* _Written request_:
Where does the string "bistånd" appear? Copy every line of the entries below that holds it.

───── Dataset extract

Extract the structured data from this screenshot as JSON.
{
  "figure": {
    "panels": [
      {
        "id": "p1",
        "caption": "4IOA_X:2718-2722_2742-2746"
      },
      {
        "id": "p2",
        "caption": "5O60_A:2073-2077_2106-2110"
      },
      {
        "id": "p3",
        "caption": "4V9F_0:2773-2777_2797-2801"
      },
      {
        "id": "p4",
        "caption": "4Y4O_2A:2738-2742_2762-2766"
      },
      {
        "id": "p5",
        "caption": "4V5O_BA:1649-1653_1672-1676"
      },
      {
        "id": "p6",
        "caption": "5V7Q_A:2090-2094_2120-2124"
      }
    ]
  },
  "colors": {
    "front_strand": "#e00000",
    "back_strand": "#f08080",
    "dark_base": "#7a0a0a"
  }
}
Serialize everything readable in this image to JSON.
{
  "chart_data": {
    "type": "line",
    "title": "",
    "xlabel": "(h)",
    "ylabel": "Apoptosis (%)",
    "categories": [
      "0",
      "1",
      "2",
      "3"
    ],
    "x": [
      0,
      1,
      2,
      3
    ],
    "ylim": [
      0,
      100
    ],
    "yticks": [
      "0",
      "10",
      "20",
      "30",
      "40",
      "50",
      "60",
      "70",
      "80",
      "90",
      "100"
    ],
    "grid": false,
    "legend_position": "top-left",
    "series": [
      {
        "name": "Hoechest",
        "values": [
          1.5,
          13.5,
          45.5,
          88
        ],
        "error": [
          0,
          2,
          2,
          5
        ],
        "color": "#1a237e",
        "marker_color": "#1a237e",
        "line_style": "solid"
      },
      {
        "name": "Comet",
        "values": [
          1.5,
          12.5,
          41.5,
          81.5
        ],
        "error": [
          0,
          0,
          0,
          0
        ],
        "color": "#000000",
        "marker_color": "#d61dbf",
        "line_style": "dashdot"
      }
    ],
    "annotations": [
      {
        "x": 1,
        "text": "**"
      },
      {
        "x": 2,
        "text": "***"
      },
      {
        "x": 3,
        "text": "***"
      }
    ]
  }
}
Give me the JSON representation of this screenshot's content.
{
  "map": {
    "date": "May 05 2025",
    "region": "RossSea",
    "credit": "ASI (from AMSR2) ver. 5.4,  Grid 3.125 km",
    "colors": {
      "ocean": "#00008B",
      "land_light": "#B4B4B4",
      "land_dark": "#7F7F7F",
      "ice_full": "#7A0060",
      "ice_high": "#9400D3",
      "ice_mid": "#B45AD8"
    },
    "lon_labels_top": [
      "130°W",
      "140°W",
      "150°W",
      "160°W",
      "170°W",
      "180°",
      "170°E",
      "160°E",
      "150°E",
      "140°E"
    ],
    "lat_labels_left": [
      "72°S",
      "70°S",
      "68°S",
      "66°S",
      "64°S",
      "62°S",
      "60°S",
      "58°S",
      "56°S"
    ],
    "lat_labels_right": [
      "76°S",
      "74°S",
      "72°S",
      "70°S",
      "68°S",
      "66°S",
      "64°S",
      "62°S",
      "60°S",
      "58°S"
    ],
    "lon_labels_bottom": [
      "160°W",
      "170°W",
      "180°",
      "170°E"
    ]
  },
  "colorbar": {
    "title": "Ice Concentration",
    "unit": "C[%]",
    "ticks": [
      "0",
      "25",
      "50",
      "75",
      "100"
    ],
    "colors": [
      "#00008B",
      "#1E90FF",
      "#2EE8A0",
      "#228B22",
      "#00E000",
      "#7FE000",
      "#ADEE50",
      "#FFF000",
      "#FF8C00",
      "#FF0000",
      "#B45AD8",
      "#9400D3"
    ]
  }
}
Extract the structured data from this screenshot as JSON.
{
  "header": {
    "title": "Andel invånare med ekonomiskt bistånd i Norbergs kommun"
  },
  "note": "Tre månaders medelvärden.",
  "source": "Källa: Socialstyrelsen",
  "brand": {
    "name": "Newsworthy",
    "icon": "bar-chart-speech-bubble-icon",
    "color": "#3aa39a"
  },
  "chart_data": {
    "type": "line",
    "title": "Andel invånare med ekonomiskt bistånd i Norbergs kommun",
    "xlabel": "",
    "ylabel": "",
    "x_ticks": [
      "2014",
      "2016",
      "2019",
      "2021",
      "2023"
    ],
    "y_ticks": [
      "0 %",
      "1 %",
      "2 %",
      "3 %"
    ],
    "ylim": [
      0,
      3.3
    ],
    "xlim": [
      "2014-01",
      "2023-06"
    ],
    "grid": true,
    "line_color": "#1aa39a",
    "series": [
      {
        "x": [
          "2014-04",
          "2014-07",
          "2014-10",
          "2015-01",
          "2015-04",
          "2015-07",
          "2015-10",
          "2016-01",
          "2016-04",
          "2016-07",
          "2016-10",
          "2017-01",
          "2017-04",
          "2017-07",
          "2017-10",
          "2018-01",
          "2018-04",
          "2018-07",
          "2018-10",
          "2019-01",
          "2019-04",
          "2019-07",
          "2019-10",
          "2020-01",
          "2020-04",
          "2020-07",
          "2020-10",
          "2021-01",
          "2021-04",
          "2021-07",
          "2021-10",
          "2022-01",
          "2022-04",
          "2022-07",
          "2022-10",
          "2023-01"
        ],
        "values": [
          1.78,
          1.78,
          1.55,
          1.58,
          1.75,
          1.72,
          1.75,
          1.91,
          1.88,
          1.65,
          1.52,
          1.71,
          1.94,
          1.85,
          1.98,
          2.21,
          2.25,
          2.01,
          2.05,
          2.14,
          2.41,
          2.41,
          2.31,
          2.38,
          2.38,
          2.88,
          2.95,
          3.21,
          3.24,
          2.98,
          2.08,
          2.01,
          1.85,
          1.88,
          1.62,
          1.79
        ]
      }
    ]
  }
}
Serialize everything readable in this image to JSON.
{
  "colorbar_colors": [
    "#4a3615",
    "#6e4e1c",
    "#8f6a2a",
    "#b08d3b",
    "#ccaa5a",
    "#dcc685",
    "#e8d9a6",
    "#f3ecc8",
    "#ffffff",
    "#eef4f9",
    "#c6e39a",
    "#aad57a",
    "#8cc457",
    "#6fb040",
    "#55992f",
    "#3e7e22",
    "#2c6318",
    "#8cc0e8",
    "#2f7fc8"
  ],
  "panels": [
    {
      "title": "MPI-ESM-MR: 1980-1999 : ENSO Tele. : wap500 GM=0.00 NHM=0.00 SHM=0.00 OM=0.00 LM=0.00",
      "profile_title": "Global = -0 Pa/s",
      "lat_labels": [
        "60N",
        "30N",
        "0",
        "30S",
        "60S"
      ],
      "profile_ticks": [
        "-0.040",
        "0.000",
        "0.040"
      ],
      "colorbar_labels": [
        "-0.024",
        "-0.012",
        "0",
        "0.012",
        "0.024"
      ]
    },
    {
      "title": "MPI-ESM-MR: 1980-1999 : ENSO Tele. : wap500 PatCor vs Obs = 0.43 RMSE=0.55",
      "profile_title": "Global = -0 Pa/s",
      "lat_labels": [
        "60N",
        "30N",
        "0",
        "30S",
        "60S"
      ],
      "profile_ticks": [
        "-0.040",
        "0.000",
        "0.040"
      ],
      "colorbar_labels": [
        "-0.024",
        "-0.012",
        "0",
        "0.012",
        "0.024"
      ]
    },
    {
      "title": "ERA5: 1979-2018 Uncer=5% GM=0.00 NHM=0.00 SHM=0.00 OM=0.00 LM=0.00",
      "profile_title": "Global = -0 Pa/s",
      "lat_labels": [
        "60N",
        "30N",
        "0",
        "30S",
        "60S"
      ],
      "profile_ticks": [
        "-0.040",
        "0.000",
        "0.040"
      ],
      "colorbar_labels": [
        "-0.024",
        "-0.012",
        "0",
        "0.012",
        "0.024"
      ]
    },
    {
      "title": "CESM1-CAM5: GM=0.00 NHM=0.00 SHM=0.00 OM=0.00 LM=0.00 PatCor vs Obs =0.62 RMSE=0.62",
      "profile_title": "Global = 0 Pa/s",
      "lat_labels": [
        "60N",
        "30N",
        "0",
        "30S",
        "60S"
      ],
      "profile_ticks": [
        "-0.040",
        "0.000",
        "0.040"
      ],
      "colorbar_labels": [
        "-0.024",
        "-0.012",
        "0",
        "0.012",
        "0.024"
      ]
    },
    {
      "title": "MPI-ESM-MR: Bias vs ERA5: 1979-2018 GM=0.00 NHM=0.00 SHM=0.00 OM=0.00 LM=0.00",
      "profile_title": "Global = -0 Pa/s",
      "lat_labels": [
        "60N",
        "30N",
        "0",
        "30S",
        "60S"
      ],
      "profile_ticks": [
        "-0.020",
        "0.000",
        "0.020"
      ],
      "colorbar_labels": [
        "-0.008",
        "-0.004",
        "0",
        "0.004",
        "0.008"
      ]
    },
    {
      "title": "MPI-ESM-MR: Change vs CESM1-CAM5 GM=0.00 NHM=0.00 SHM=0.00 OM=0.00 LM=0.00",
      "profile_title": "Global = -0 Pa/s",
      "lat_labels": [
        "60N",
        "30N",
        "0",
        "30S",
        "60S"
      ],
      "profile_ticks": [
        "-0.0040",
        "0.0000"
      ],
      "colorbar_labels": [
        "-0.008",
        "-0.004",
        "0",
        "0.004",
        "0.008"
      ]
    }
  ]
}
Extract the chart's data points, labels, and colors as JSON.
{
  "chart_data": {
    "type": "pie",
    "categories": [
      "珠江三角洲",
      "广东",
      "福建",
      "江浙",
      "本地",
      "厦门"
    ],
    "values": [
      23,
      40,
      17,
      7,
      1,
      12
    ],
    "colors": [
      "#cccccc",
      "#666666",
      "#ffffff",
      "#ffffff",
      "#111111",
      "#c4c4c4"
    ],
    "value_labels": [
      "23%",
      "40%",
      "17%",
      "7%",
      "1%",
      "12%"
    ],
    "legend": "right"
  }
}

──────────

* _Exercise output_:
    "title": "Andel invånare med ekonomiskt bistånd i Norbergs kommun"
    "title": "Andel invånare med ekonomiskt bistånd i Norbergs kommun",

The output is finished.